AIM OF THE EXERCISE: For each line of the listing that contains "JSON", make a copy and return it.

DATA SUPPLIED:

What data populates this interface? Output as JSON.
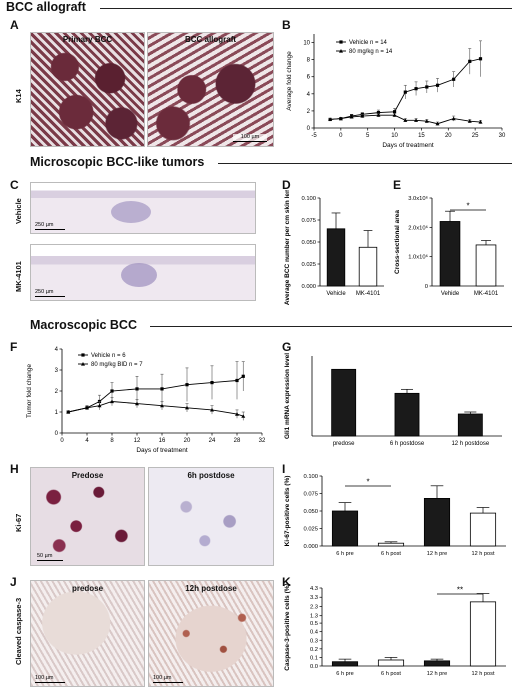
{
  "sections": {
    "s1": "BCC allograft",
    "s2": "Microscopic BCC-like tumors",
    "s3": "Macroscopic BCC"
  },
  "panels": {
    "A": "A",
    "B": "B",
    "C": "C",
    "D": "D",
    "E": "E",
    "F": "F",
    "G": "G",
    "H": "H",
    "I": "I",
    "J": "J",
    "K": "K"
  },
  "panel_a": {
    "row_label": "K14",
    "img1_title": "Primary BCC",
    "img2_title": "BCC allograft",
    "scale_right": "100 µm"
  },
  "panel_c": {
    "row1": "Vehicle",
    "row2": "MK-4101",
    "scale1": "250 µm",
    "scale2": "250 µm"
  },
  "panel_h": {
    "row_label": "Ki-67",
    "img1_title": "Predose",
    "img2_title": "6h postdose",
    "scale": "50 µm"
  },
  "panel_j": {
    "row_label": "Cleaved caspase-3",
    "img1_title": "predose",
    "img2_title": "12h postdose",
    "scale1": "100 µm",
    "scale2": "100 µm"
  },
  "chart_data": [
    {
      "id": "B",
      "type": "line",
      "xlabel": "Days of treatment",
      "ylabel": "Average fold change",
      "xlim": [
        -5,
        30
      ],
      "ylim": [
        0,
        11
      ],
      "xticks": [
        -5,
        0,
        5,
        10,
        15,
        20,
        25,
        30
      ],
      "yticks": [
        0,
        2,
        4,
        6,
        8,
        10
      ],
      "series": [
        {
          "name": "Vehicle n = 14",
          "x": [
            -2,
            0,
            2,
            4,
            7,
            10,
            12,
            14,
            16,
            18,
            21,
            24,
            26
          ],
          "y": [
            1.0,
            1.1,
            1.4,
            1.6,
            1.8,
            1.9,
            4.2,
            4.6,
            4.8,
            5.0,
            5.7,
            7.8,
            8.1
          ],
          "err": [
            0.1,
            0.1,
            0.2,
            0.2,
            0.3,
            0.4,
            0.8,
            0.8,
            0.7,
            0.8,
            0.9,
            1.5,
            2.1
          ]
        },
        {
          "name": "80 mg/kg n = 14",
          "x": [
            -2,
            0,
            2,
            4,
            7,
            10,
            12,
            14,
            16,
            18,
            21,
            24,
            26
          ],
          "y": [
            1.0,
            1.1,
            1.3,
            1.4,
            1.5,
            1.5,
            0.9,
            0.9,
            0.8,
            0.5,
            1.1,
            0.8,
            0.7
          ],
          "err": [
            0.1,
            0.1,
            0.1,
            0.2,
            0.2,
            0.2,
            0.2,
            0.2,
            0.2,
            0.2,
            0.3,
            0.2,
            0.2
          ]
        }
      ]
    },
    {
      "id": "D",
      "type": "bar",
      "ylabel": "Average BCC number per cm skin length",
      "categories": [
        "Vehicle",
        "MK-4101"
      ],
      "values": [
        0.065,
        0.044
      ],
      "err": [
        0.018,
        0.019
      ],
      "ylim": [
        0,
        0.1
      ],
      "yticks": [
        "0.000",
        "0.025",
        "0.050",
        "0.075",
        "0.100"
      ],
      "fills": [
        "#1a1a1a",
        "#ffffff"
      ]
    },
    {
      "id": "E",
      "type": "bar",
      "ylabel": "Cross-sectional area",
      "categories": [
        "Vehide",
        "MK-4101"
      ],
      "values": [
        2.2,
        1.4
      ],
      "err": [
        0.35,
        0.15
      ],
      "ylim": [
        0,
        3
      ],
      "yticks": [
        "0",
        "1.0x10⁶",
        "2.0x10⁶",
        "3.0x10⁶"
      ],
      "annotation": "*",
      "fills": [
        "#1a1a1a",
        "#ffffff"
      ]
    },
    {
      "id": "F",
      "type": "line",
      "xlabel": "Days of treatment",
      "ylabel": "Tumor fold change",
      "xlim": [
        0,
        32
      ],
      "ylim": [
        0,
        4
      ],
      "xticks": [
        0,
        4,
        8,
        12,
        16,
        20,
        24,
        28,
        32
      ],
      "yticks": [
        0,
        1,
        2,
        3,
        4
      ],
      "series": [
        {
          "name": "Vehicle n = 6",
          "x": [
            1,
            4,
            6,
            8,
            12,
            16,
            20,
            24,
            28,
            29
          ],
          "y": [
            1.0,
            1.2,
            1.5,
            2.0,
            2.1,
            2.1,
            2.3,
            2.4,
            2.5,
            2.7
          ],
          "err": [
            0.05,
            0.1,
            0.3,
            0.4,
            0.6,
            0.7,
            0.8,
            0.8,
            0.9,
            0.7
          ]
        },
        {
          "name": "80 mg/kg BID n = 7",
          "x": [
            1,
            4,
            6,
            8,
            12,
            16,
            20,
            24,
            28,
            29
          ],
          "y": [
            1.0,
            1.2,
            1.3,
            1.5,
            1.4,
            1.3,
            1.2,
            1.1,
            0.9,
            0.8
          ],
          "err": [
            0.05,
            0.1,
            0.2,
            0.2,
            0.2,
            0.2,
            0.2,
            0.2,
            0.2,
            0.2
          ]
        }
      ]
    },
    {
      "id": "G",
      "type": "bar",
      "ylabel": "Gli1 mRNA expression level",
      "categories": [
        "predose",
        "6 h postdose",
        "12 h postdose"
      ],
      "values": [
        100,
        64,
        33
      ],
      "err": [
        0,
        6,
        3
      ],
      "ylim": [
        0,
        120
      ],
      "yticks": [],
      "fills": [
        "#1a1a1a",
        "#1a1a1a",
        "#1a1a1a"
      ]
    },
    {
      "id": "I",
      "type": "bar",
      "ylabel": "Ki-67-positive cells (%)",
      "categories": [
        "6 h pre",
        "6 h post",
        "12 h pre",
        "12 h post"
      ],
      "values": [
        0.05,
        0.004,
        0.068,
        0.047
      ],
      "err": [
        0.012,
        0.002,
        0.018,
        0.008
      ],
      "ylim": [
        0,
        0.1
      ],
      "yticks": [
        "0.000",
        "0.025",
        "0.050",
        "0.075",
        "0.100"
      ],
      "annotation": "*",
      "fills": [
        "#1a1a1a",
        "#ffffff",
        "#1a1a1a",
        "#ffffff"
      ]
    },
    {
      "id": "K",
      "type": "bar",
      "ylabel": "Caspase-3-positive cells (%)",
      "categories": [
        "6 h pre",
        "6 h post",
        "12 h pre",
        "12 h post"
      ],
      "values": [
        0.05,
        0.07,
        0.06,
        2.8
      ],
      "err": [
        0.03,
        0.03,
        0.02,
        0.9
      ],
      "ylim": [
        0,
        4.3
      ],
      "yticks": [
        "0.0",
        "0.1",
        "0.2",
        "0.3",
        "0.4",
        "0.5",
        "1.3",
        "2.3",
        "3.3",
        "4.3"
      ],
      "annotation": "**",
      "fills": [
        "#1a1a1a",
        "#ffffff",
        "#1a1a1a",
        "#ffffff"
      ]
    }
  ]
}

* * *

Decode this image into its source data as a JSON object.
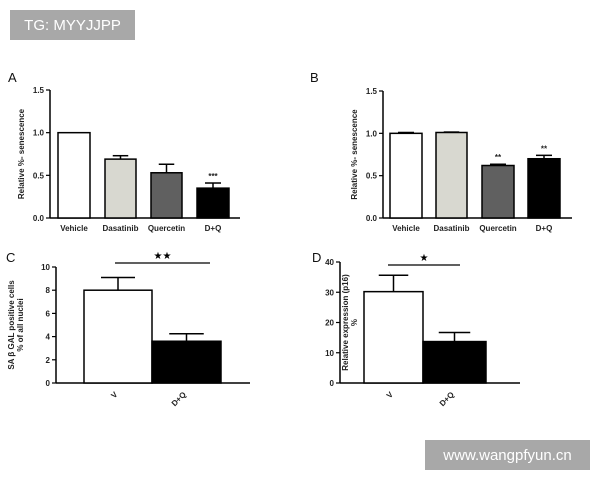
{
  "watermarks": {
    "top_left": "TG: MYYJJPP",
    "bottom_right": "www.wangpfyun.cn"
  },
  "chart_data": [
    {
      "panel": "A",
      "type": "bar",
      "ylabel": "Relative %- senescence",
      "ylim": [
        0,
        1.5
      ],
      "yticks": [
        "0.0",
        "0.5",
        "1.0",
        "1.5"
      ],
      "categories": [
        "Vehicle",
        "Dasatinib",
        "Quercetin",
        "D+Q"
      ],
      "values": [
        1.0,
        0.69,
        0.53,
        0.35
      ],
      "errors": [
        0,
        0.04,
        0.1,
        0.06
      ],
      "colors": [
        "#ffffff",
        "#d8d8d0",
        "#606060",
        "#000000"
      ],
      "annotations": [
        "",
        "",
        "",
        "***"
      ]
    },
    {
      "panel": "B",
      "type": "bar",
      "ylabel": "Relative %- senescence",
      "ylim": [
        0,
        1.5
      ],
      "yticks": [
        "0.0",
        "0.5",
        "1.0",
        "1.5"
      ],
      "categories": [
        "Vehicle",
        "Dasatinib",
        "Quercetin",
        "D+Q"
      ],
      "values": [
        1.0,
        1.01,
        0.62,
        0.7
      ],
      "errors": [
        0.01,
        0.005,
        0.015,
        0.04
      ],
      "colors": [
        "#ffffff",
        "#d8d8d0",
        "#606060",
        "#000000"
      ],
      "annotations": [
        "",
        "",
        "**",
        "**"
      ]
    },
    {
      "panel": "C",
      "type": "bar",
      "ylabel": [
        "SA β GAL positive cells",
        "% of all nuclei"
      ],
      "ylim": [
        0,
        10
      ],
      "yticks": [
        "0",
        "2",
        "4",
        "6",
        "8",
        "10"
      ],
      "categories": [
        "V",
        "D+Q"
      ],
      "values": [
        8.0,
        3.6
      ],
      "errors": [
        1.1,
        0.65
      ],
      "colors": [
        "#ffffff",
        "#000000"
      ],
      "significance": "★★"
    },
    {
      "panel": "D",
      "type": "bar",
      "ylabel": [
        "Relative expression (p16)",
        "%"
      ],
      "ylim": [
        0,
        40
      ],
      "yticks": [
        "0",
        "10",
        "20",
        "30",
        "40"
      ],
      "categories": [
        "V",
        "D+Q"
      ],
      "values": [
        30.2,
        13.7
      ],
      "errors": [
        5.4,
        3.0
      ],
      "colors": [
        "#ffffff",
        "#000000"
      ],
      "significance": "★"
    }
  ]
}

OUTPUT FOR THIS TASK:
What data populates this interface? Output as JSON.
Decode this image into its source data as a JSON object.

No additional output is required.